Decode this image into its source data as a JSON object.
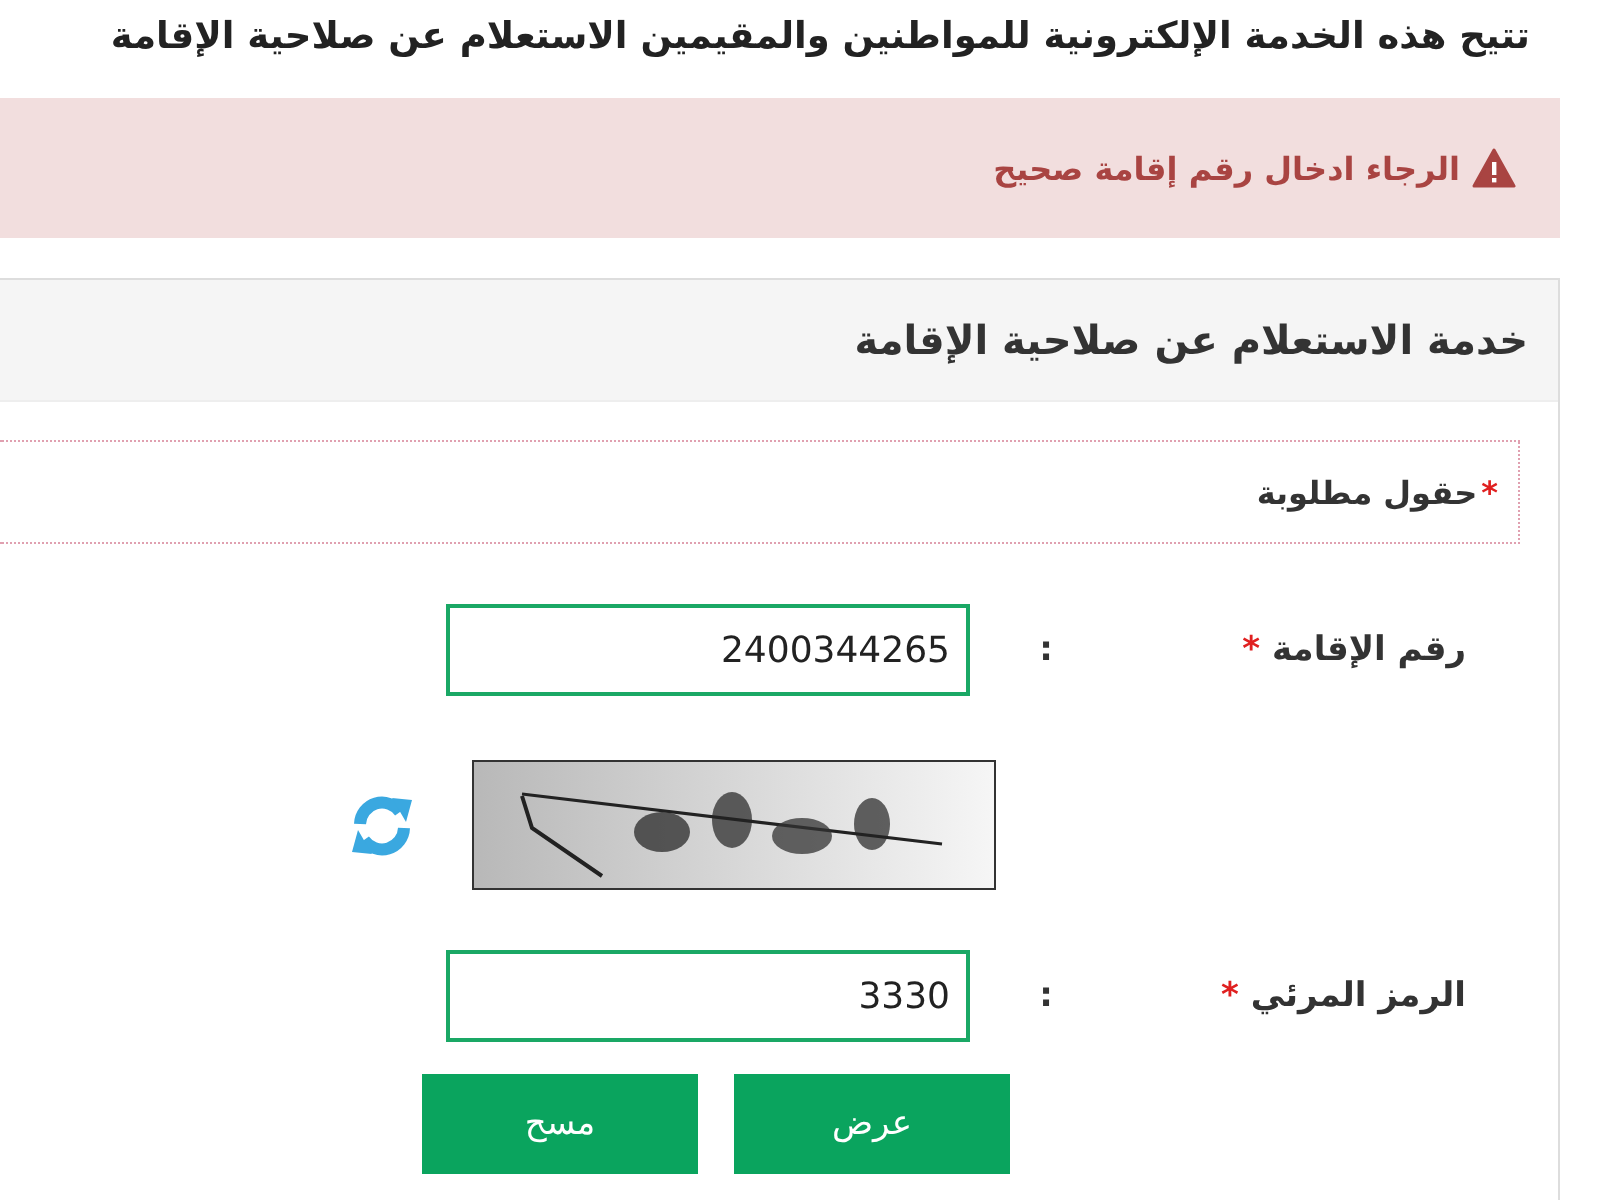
{
  "intro": "تتيح هذه الخدمة الإلكترونية للمواطنين والمقيمين الاستعلام عن صلاحية الإقامة",
  "alert": {
    "kind": "error",
    "message": "الرجاء ادخال رقم إقامة صحيح"
  },
  "panel": {
    "title": "خدمة الاستعلام عن صلاحية الإقامة",
    "required_note": {
      "marker": "*",
      "text": "حقول مطلوبة"
    },
    "fields": [
      {
        "kind": "text",
        "label": "رقم الإقامة",
        "required_marker": "*",
        "separator": ":",
        "value": "2400344265"
      },
      {
        "kind": "captcha"
      },
      {
        "kind": "text",
        "label": "الرمز المرئي",
        "required_marker": "*",
        "separator": ":",
        "value": "3330"
      }
    ],
    "buttons": [
      {
        "label": "عرض"
      },
      {
        "label": "مسح"
      }
    ]
  }
}
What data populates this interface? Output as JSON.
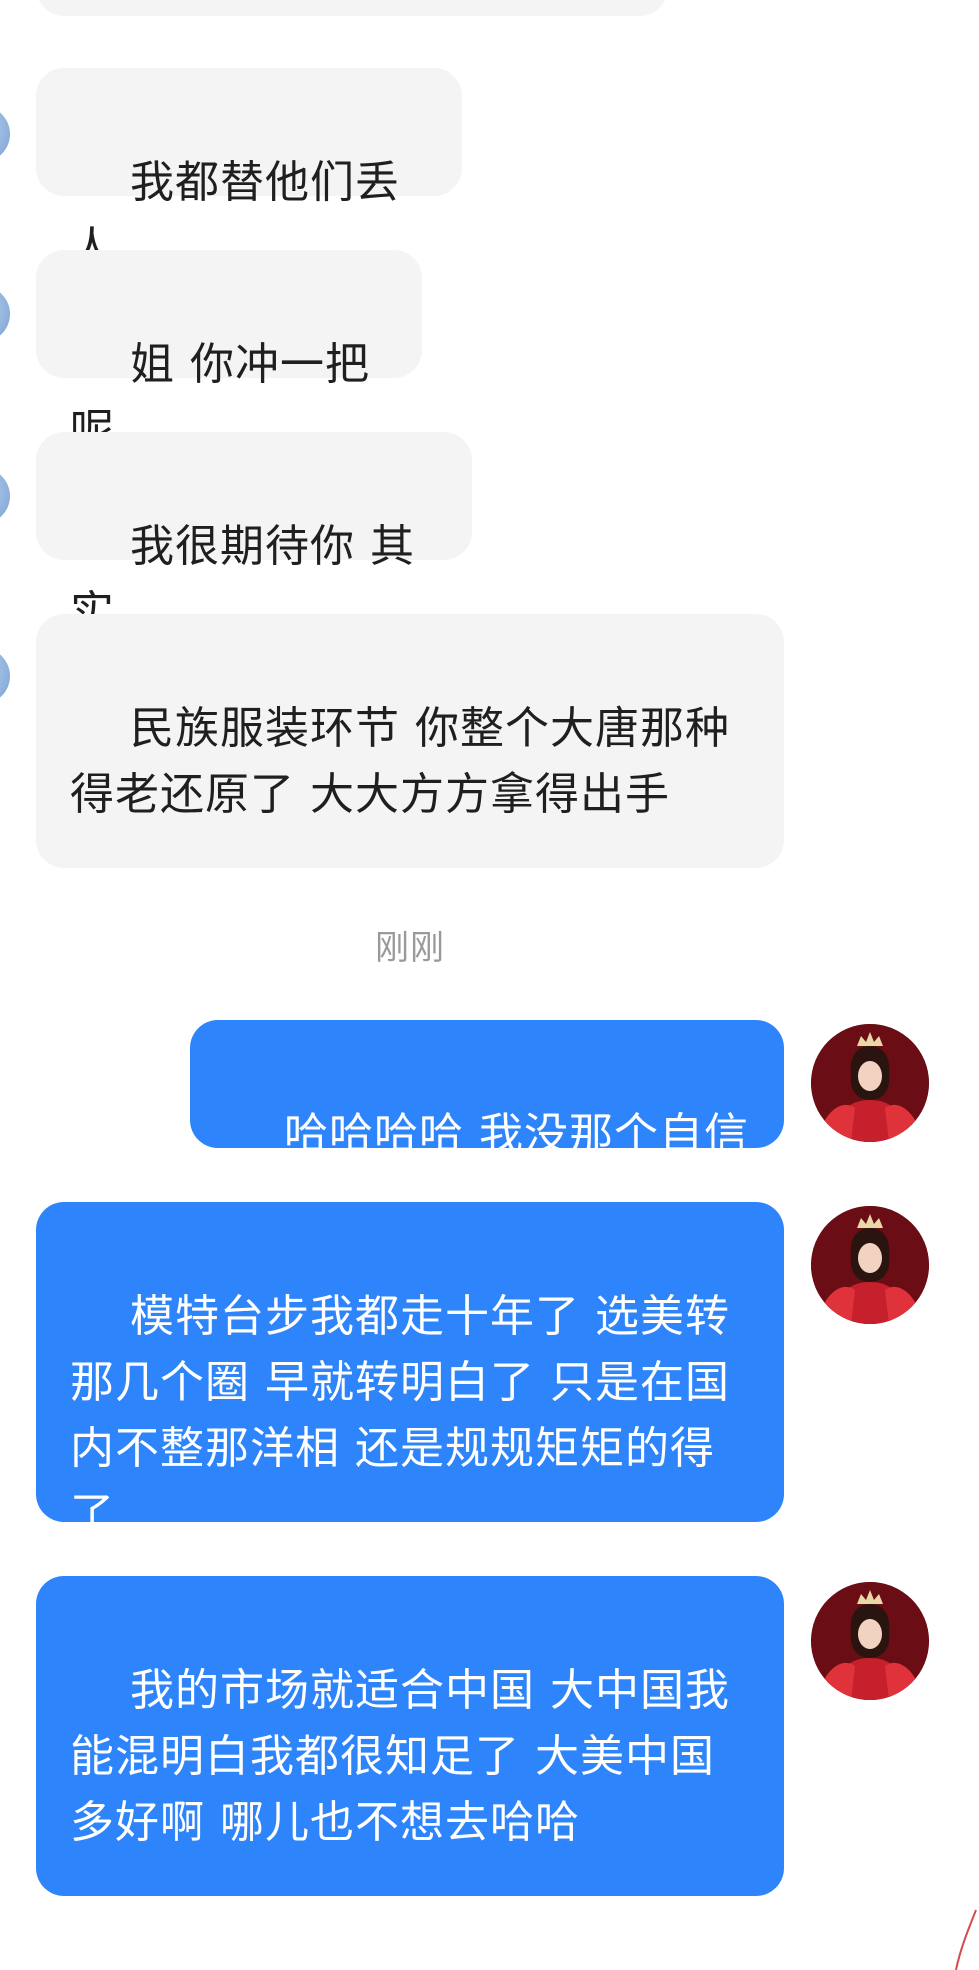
{
  "messages": {
    "m1": "我都替他们丢人",
    "m2": "姐 你冲一把呢",
    "m3": "我很期待你 其实",
    "m4": "民族服装环节 你整个大唐那种 得老还原了 大大方方拿得出手",
    "m5": "哈哈哈哈 我没那个自信",
    "m6": "模特台步我都走十年了 选美转那几个圈 早就转明白了 只是在国内不整那洋相 还是规规矩矩的得了",
    "m7": "我的市场就适合中国 大中国我能混明白我都很知足了 大美中国多好啊 哪儿也不想去哈哈"
  },
  "timestamp": "刚刚",
  "colors": {
    "incoming_bubble": "#f4f4f4",
    "outgoing_bubble": "#2d84fb",
    "timestamp_text": "#9a9a9a"
  },
  "icons": {
    "contact_avatar": "avatar-icon",
    "self_avatar": "avatar-icon"
  }
}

━━━━━━

*WHAT THIS TASK INVOLVES*
Scan the listing above and identify each line holding the string "data"; copy every such line.

*TASK SOLUTION*
Decode this image into its source data as a JSON object.
What data populates this interface? Output as JSON.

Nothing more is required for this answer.